**Source passage:**
######
I haven't bought any this year , nothing caught Our fancy , plus I still have stuff from the last one . ( need any 4 way furniture dolly's ? LOL ) I was at one of the Big " Private " storage buildings in Boston and ducked into the mens room , when I came out , I was behind the Manager and He was telling the two guy's with Him not to hurry , the owner was in jail , and He all ready took the good stuff . It was the last time We went there , and also spread the word , even though were all competitors , We do work together , not like the idiots on TV.
I have a couple of comments on the new show , but not here , check your e mail
I will have to check out the auctions in Ca. and across the country if i have time ,the wife landed in Ca. tonight to help Her sister sort out from 21 yrs of living in Ca. and move back to Mass. D.D. and.I are flying out the end of the month and driving a truck back , 
Wife wanted to drive our maxi van out with one of our trailers . but I couldn't find any good loads on U-Ship going out.
Bob


----------



## clovis (May 13, 2002)

Bob,

I watched the show today which is currently on YouTube. It was cool to see your friends!
WTG!!!! 

Clove


----------



## Bandit (Oct 5, 2008)

The Show has been filming in the Boston area , We haven't been able to find them but have checked out all the local auctions on the day they asked a friend to be an extra for $ 100. a day , but couldn't find them .
######
**Given information:**
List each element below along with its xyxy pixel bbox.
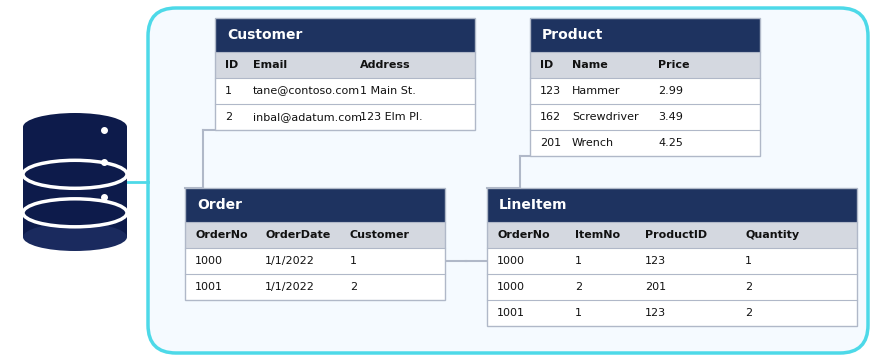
######
**Task prompt:**
Reproduce the storage auction thread verbatim from "I watched the" through "find them .".

**In response:**
I watched the show today which is currently on YouTube. It was cool to see your friends!
WTG!!!! 

Clove


----------



## Bandit (Oct 5, 2008)

The Show has been filming in the Boston area , We haven't been able to find them but have checked out all the local auctions on the day they asked a friend to be an extra for $ 100. a day , but couldn't find them .